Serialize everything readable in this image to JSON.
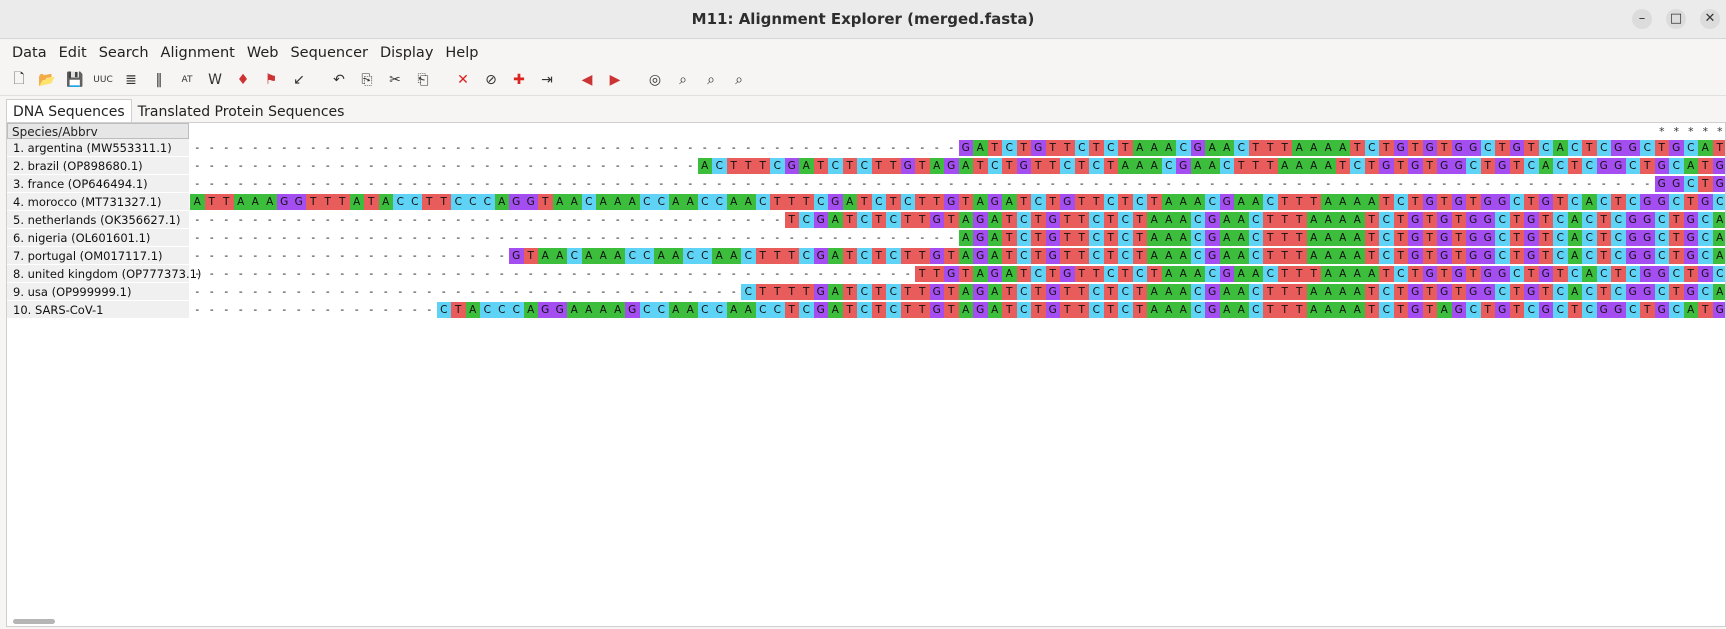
{
  "window": {
    "title": "M11: Alignment Explorer (merged.fasta)"
  },
  "menu": [
    "Data",
    "Edit",
    "Search",
    "Alignment",
    "Web",
    "Sequencer",
    "Display",
    "Help"
  ],
  "toolbar_icons": [
    "new-icon",
    "open-icon",
    "save-icon",
    "uuc-icon",
    "report-icon",
    "columns-icon",
    "atcg-icon",
    "w-icon",
    "muscle-icon",
    "flag-icon",
    "marker-icon",
    "undo-icon",
    "copy-icon",
    "cut-icon",
    "paste-icon",
    "delete-icon",
    "clear-icon",
    "add-icon",
    "import-icon",
    "prev-icon",
    "next-icon",
    "search-icon",
    "find-prev-icon",
    "find-next-icon",
    "find-marked-icon"
  ],
  "tabs": [
    "DNA Sequences",
    "Translated Protein Sequences"
  ],
  "names_header": "Species/Abbrv",
  "colors": {
    "A": "#3cbd3c",
    "C": "#5fd3f5",
    "G": "#a44df0",
    "T": "#e85c5c"
  },
  "conservation": "                                                                                                     ********** *******",
  "sequences": [
    {
      "name": "1. argentina (MW553311.1)",
      "seq": "-----------------------------------------------------GATCTGTTCTCTAAACGAACTTTAAAATCTGTGTGGCTGTCACTCGGCTGCATGCTTAGTGCA"
    },
    {
      "name": "2. brazil (OP898680.1)",
      "seq": "-----------------------------------ACTTTCGATCTCTTGTAGATCTGTTCTCTAAACGAACTTTAAAATCTGTGTGGCTGTCACTCGGCTGCATGCTTAGTGCA"
    },
    {
      "name": "3. france (OP646494.1)",
      "seq": "-----------------------------------------------------------------------------------------------------GGCTGCATGCTTAGTGCA"
    },
    {
      "name": "4. morocco (MT731327.1)",
      "seq": "ATTAAAGGTTTATACCTTCCCAGGTAACAAACCAACCAACTTTCGATCTCTTGTAGATCTGTTCTCTAAACGAACTTTAAAATCTGTGTGGCTGTCACTCGGCTGCATGCTTAGTGCA"
    },
    {
      "name": "5. netherlands (OK356627.1)",
      "seq": "-----------------------------------------TCGATCTCTTGTAGATCTGTTCTCTAAACGAACTTTAAAATCTGTGTGGCTGTCACTCGGCTGCATGCTTAGTGCA"
    },
    {
      "name": "6. nigeria (OL601601.1)",
      "seq": "-----------------------------------------------------AGATCTGTTCTCTAAACGAACTTTAAAATCTGTGTGGCTGTCACTCGGCTGCATGCTTAGTGCA"
    },
    {
      "name": "7. portugal (OM017117.1)",
      "seq": "----------------------GTAACAAACCAACCAACTTTCGATCTCTTGTAGATCTGTTCTCTAAACGAACTTTAAAATCTGTGTGGCTGTCACTCGGCTGCATGCTTAGTGCA"
    },
    {
      "name": "8. united kingdom (OP777373.1)",
      "seq": "--------------------------------------------------TTGTAGATCTGTTCTCTAAACGAACTTTAAAATCTGTGTGGCTGTCACTCGGCTGCATGCTTAGTGCA"
    },
    {
      "name": "9. usa (OP999999.1)",
      "seq": "--------------------------------------CTTTTGATCTCTTGTAGATCTGTTCTCTAAACGAACTTTAAAATCTGTGTGGCTGTCACTCGGCTGCATGCTTAGTGCA"
    },
    {
      "name": "10. SARS-CoV-1",
      "seq": "-----------------CTACCCAGGAAAAGCCAACCAACCTCGATCTCTTGTAGATCTGTTCTCTAAACGAACTTTAAAATCTGTAGCTGTCGCTCGGCTGCATGCCTAGTGCA"
    }
  ]
}
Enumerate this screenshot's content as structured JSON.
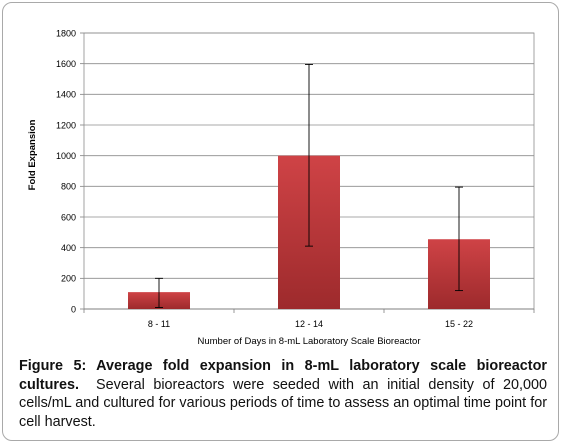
{
  "chart_data": {
    "type": "bar",
    "categories": [
      "8 - 11",
      "12 - 14",
      "15 - 22"
    ],
    "values": [
      110,
      1000,
      455
    ],
    "error_low": [
      10,
      410,
      120
    ],
    "error_high": [
      200,
      1595,
      795
    ],
    "xlabel": "Number of Days in 8-mL Laboratory Scale Bioreactor",
    "ylabel": "Fold Expansion",
    "ylim": [
      0,
      1800
    ],
    "yticks": [
      0,
      200,
      400,
      600,
      800,
      1000,
      1200,
      1400,
      1600,
      1800
    ],
    "grid": true,
    "legend": "none",
    "bar_color": "#c0383b"
  },
  "caption": {
    "label": "Figure 5: Average fold expansion in 8-mL laboratory scale bioreactor cultures.",
    "text": "Several bioreactors were seeded with an initial density of 20,000 cells/mL and cultured for various periods of time to assess an optimal time point for cell harvest."
  }
}
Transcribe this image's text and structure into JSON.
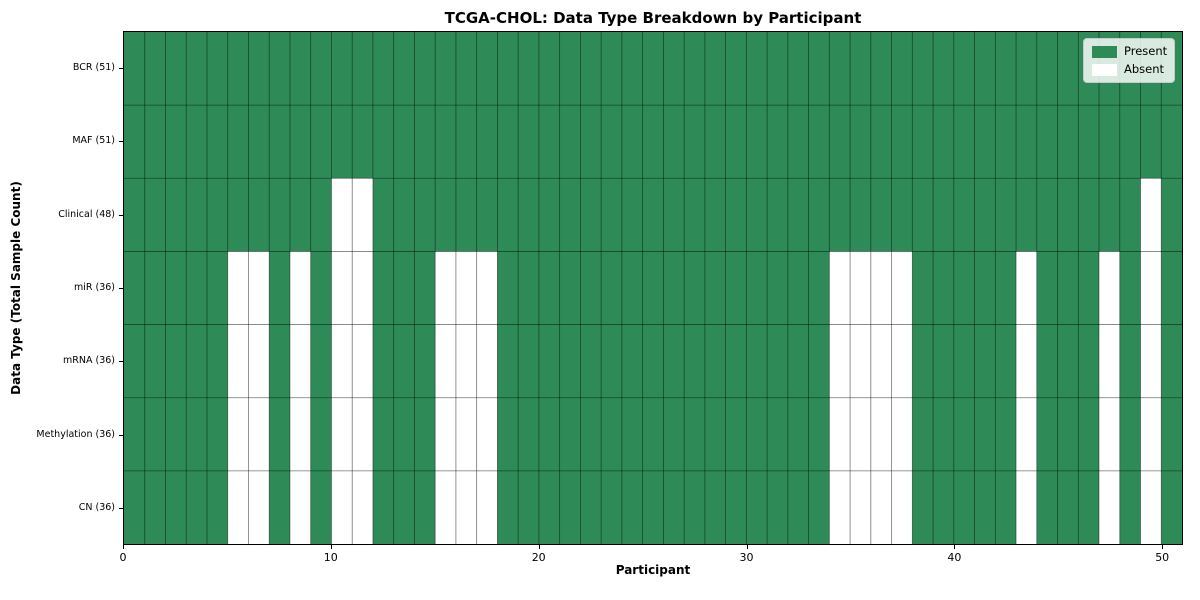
{
  "chart_data": {
    "type": "heatmap",
    "title": "TCGA-CHOL: Data Type Breakdown by Participant",
    "xlabel": "Participant",
    "ylabel": "Data Type (Total Sample Count)",
    "x_ticks": [
      0,
      10,
      20,
      30,
      40,
      50
    ],
    "x_range": [
      0,
      51
    ],
    "n_participants": 51,
    "grid": true,
    "legend_position": "upper right",
    "categories": [
      "BCR (51)",
      "MAF (51)",
      "Clinical (48)",
      "miR (36)",
      "mRNA (36)",
      "Methylation (36)",
      "CN (36)"
    ],
    "rows": [
      {
        "label": "BCR (51)",
        "present_count": 51,
        "absent_participants": []
      },
      {
        "label": "MAF (51)",
        "present_count": 51,
        "absent_participants": []
      },
      {
        "label": "Clinical (48)",
        "present_count": 48,
        "absent_participants": [
          10,
          11,
          49
        ]
      },
      {
        "label": "miR (36)",
        "present_count": 36,
        "absent_participants": [
          5,
          6,
          8,
          10,
          11,
          15,
          16,
          17,
          34,
          35,
          36,
          37,
          43,
          47,
          49
        ]
      },
      {
        "label": "mRNA (36)",
        "present_count": 36,
        "absent_participants": [
          5,
          6,
          8,
          10,
          11,
          15,
          16,
          17,
          34,
          35,
          36,
          37,
          43,
          47,
          49
        ]
      },
      {
        "label": "Methylation (36)",
        "present_count": 36,
        "absent_participants": [
          5,
          6,
          8,
          10,
          11,
          15,
          16,
          17,
          34,
          35,
          36,
          37,
          43,
          47,
          49
        ]
      },
      {
        "label": "CN (36)",
        "present_count": 36,
        "absent_participants": [
          5,
          6,
          8,
          10,
          11,
          15,
          16,
          17,
          34,
          35,
          36,
          37,
          43,
          47,
          49
        ]
      }
    ],
    "legend": {
      "entries": [
        {
          "label": "Present",
          "color": "#2e8b57"
        },
        {
          "label": "Absent",
          "color": "#ffffff"
        }
      ]
    },
    "colors": {
      "present": "#2e8b57",
      "absent": "#ffffff",
      "gridline": "rgba(0,0,0,0.5)",
      "frame": "#000000"
    }
  }
}
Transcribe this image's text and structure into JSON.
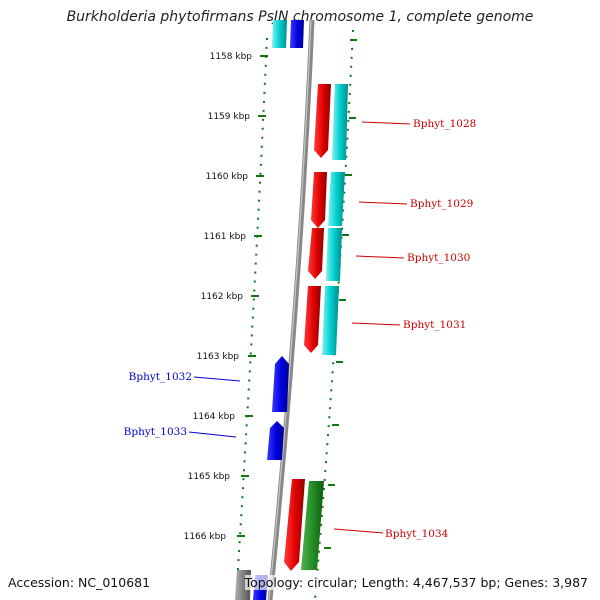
{
  "title": "Burkholderia phytofirmans PsJN chromosome 1, complete genome",
  "accession": "Accession: NC_010681",
  "topology": "Topology: circular; Length: 4,467,537 bp; Genes: 3,987",
  "colors": {
    "forward_gene": "#e60000",
    "reverse_gene": "#0000e6",
    "cds_cyan": "#00c8c8",
    "cds_green": "#228b22",
    "backbone": "#888888",
    "tick": "#117711"
  },
  "ticks": [
    "1158 kbp",
    "1159 kbp",
    "1160 kbp",
    "1161 kbp",
    "1162 kbp",
    "1163 kbp",
    "1164 kbp",
    "1165 kbp",
    "1166 kbp"
  ],
  "genes": [
    {
      "label": "Bphyt_1028",
      "color": "#cc0000"
    },
    {
      "label": "Bphyt_1029",
      "color": "#cc0000"
    },
    {
      "label": "Bphyt_1030",
      "color": "#cc0000"
    },
    {
      "label": "Bphyt_1031",
      "color": "#cc0000"
    },
    {
      "label": "Bphyt_1032",
      "color": "#0000cc"
    },
    {
      "label": "Bphyt_1033",
      "color": "#0000cc"
    },
    {
      "label": "Bphyt_1034",
      "color": "#cc0000"
    }
  ]
}
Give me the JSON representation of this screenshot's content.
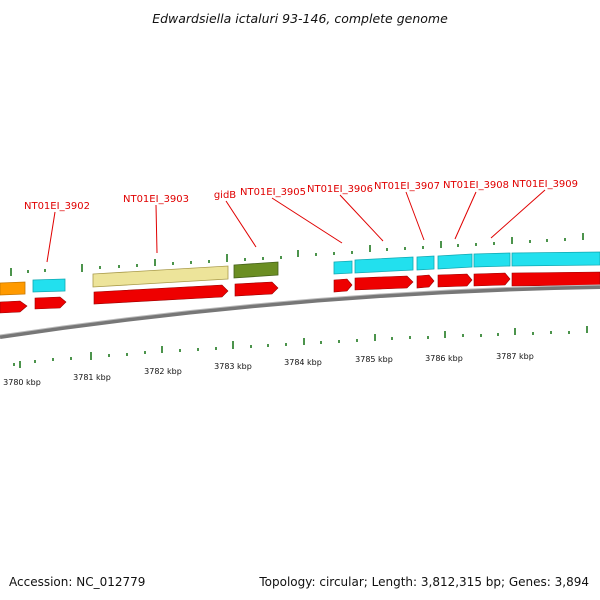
{
  "title": "Edwardsiella ictaluri 93-146, complete genome",
  "footer": {
    "accession": "Accession: NC_012779",
    "summary": "Topology: circular; Length: 3,812,315 bp; Genes: 3,894"
  },
  "axis_labels": [
    "3780 kbp",
    "3781 kbp",
    "3782 kbp",
    "3783 kbp",
    "3784 kbp",
    "3785 kbp",
    "3786 kbp",
    "3787 kbp"
  ],
  "gene_labels": [
    "NT01EI_3902",
    "NT01EI_3903",
    "gidB",
    "NT01EI_3905",
    "NT01EI_3906",
    "NT01EI_3907",
    "NT01EI_3908",
    "NT01EI_3909"
  ],
  "colors": {
    "cds": "#ee0000",
    "gene_cyan": "#22e0ee",
    "gene_yellow": "#ede49a",
    "gene_olive": "#6b8e23",
    "gene_orange": "#ff9a00",
    "label": "#e00000",
    "tick": "#1f7a1f",
    "backbone": "#777777"
  }
}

Action item:
Identify each line in the entries with the word "ylabel" and copy it.

Output for this task:
    "ylabel": "Fold Expansion",
    "ylabel": "Data Type (Total Sample Count)",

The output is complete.